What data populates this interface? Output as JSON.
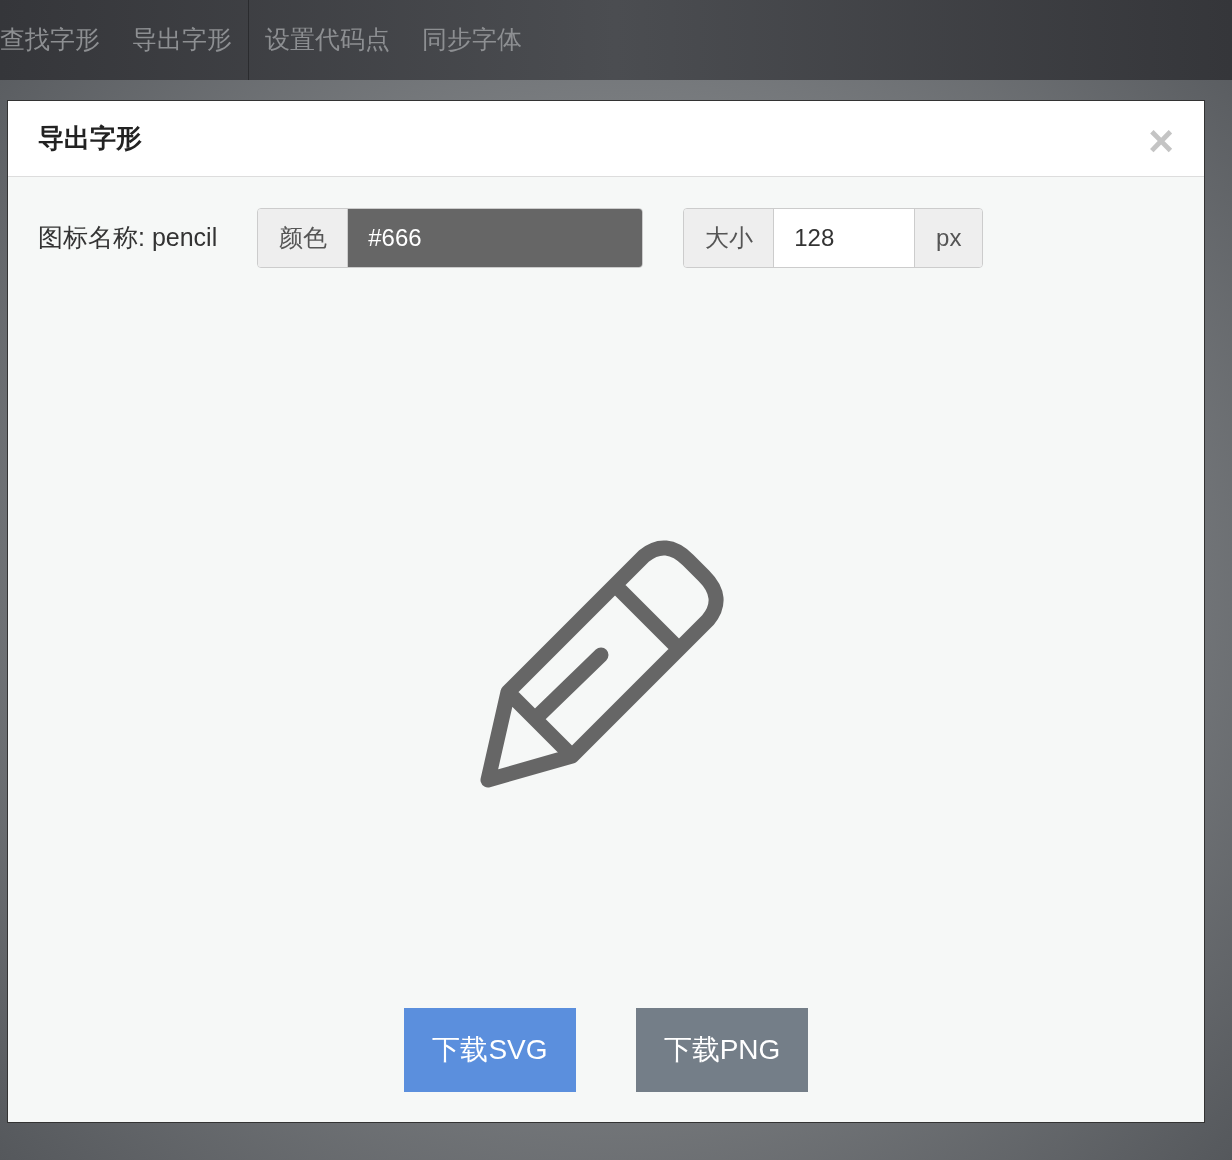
{
  "nav": {
    "groups": [
      [
        {
          "label": "查找字形"
        },
        {
          "label": "导出字形"
        }
      ],
      [
        {
          "label": "设置代码点"
        },
        {
          "label": "同步字体"
        }
      ]
    ]
  },
  "dialog": {
    "title": "导出字形",
    "close": "×",
    "icon_name": {
      "label": "图标名称:",
      "value": "pencil"
    },
    "color": {
      "label": "颜色",
      "value": "#666"
    },
    "size": {
      "label": "大小",
      "value": "128",
      "unit": "px"
    },
    "buttons": [
      {
        "label": "下载SVG",
        "kind": "primary"
      },
      {
        "label": "下载PNG",
        "kind": "secondary"
      }
    ]
  }
}
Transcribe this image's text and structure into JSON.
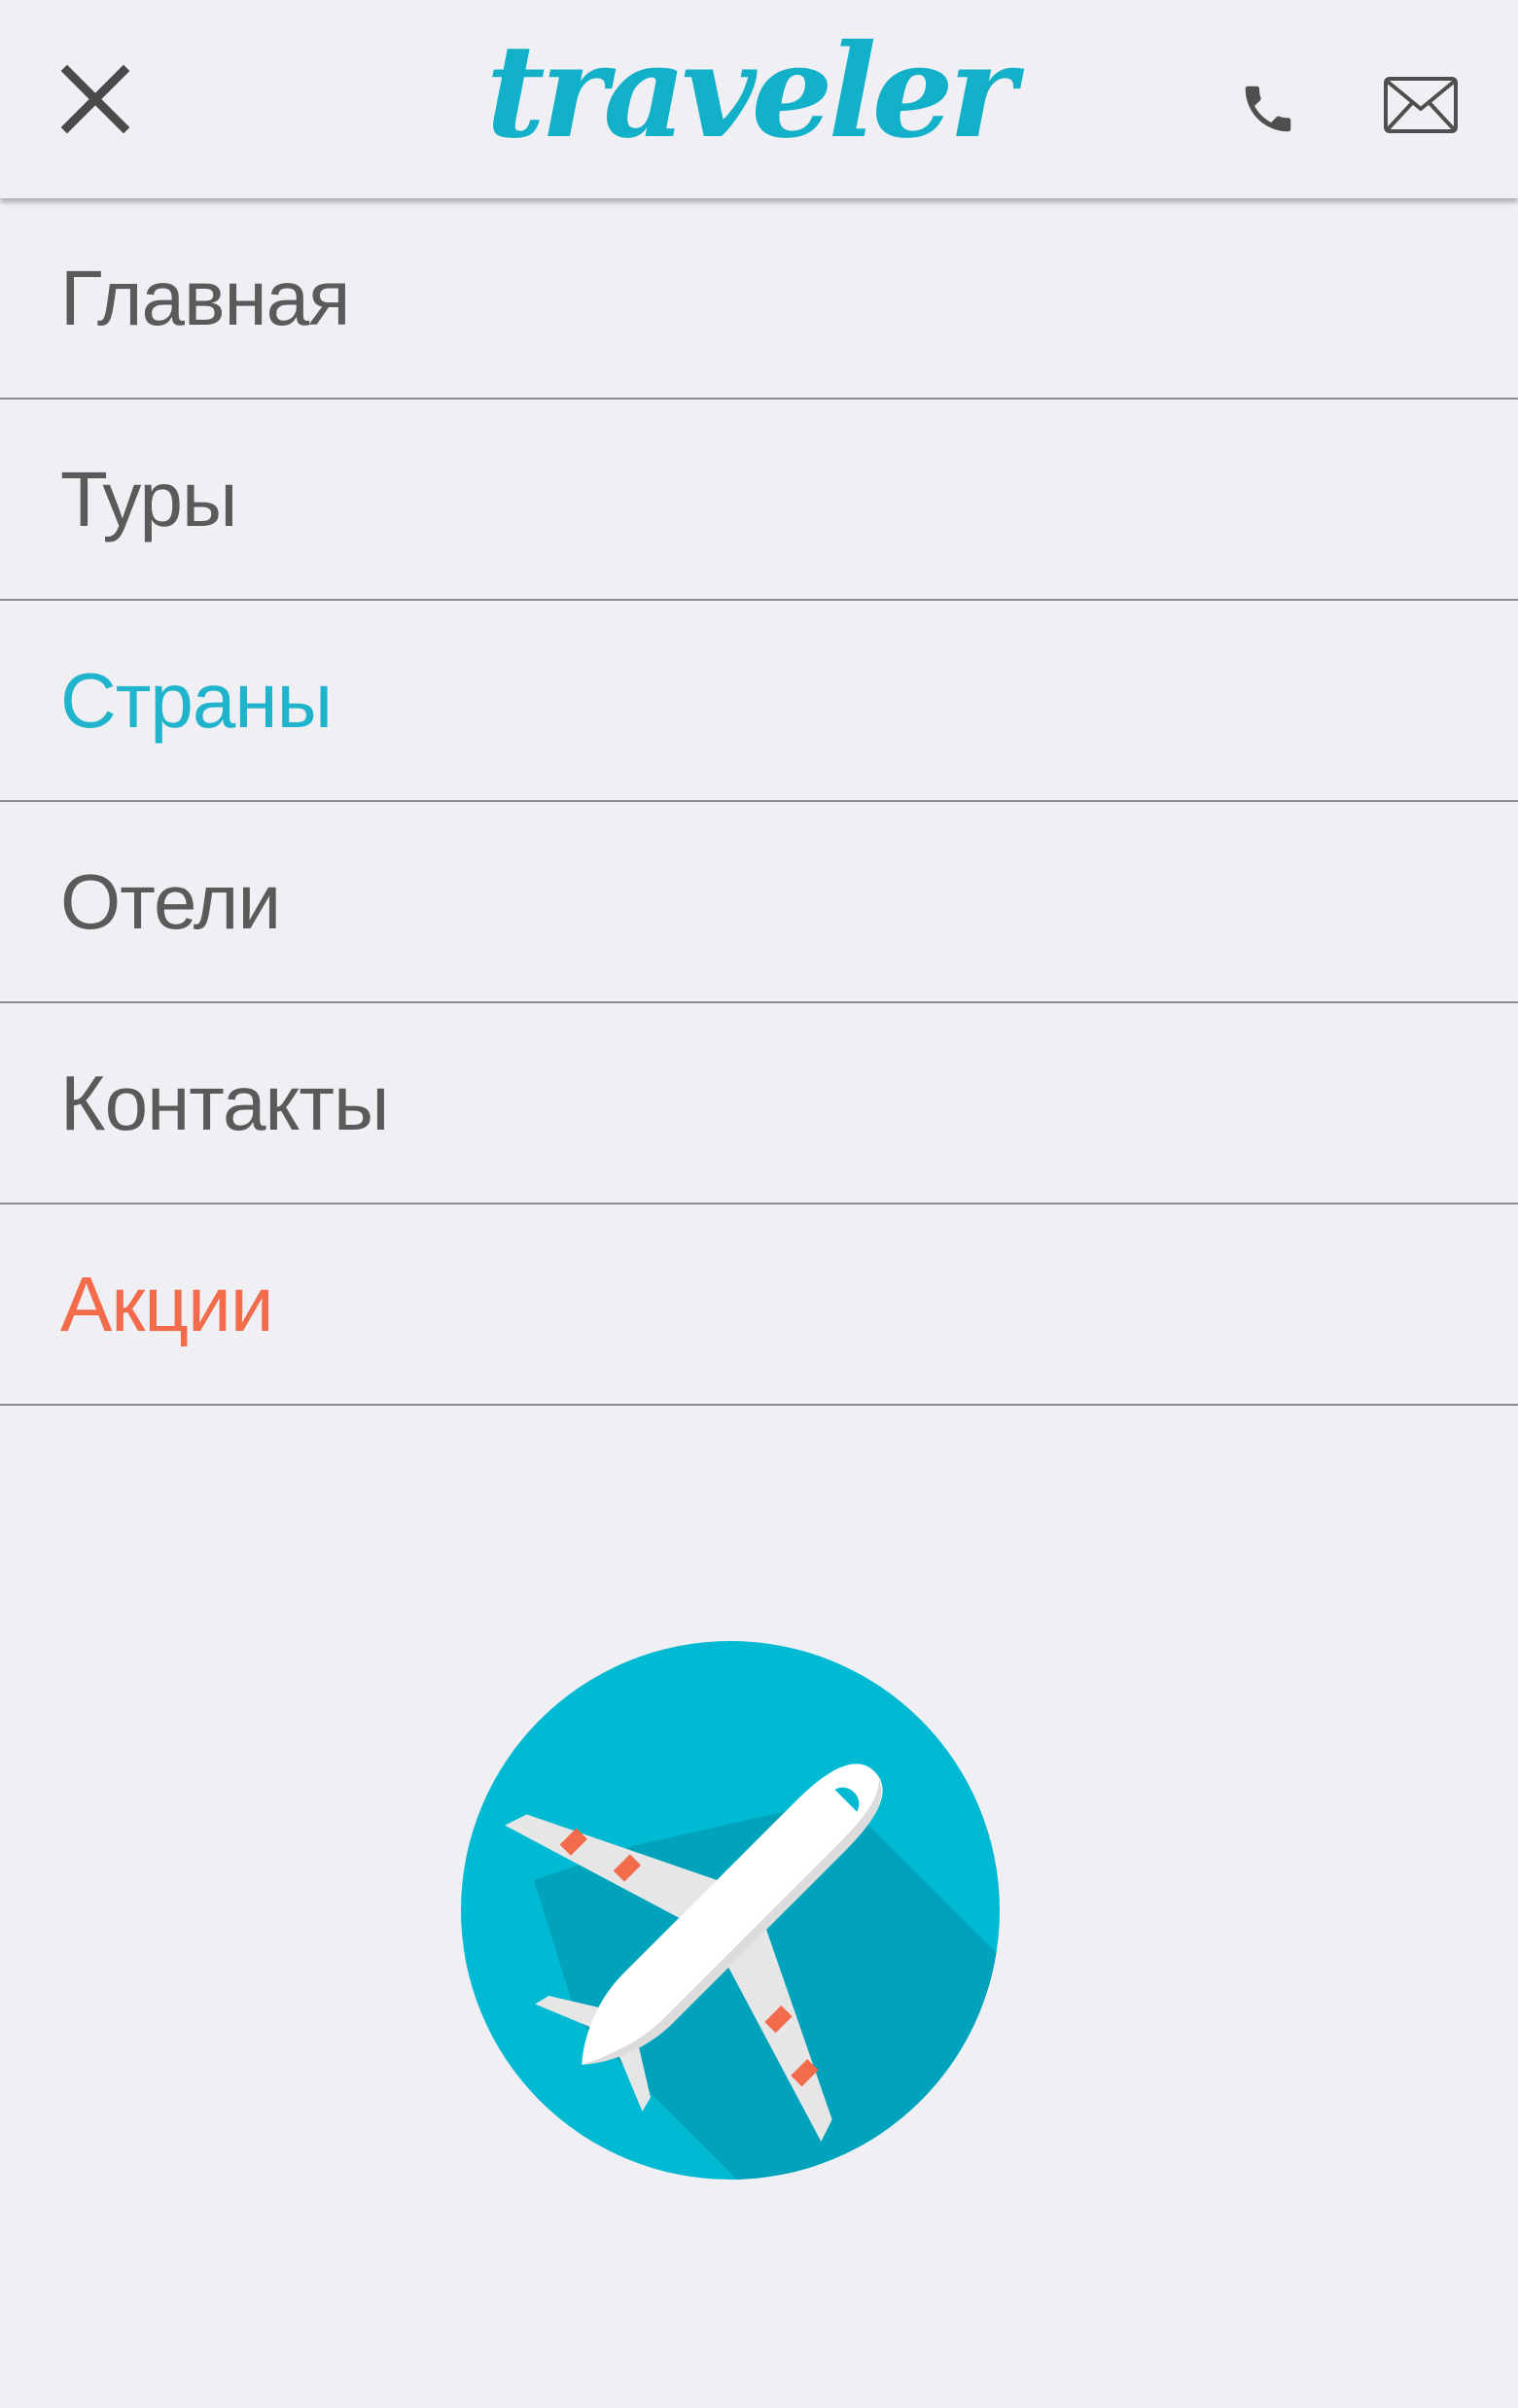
{
  "header": {
    "logo_text": "traveler",
    "close_icon": "close-icon",
    "phone_icon": "phone-icon",
    "mail_icon": "mail-icon"
  },
  "menu": {
    "items": [
      {
        "label": "Главная",
        "state": "default"
      },
      {
        "label": "Туры",
        "state": "default"
      },
      {
        "label": "Страны",
        "state": "active"
      },
      {
        "label": "Отели",
        "state": "default"
      },
      {
        "label": "Контакты",
        "state": "default"
      },
      {
        "label": "Акции",
        "state": "promo"
      }
    ]
  },
  "badge": {
    "icon": "airplane-icon"
  },
  "colors": {
    "accent": "#1fb4cc",
    "promo": "#f26b4a",
    "text": "#5a5a5a",
    "background": "#efeff4",
    "badge_circle": "#00bad3",
    "badge_shadow": "#00a3bb",
    "engine": "#f26b4a"
  }
}
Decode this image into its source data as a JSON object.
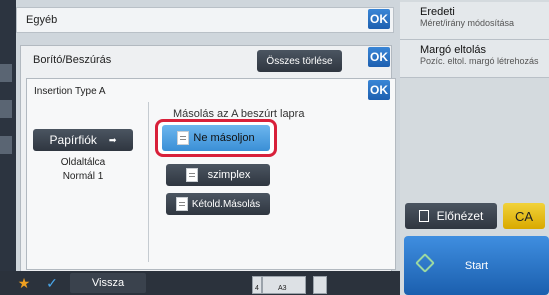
{
  "top_bar": {
    "title": "Egyéb",
    "ok": "OK"
  },
  "panel_cover": {
    "title": "Borító/Beszúrás",
    "clear_all": "Összes törlése",
    "ok": "OK"
  },
  "panel_insertion": {
    "title": "Insertion Type A",
    "ok": "OK",
    "paper_tray_button": "Papírfiók",
    "tray_info_line1": "Oldaltálca",
    "tray_info_line2": "Normál 1",
    "copy_on_insert_label": "Másolás az A beszúrt lapra",
    "options": [
      {
        "label": "Ne másoljon",
        "selected": true
      },
      {
        "label": "szimplex",
        "selected": false
      },
      {
        "label": "Kétold.Másolás",
        "selected": false
      }
    ]
  },
  "right_panel": {
    "items": [
      {
        "title": "Eredeti",
        "subtitle": "Méret/irány módosítása"
      },
      {
        "title": "Margó eltolás",
        "subtitle": "Pozíc. eltol. margó létrehozás"
      }
    ],
    "preview": "Előnézet",
    "ca": "CA",
    "start": "Start"
  },
  "bottom_bar": {
    "back": "Vissza",
    "tray_mark_1": "4",
    "tray_mark_2": "A3"
  },
  "colors": {
    "accent_blue": "#2a74c9",
    "highlight_red": "#d8203a",
    "ca_yellow": "#e6b800",
    "star_orange": "#f0a020"
  }
}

**Goal of the exercise**
Copy out every line of the data that includes the word "into".

**Task answer**
Transcribe this image's text and structure into JSON.
Decode this image into its source data as a JSON object.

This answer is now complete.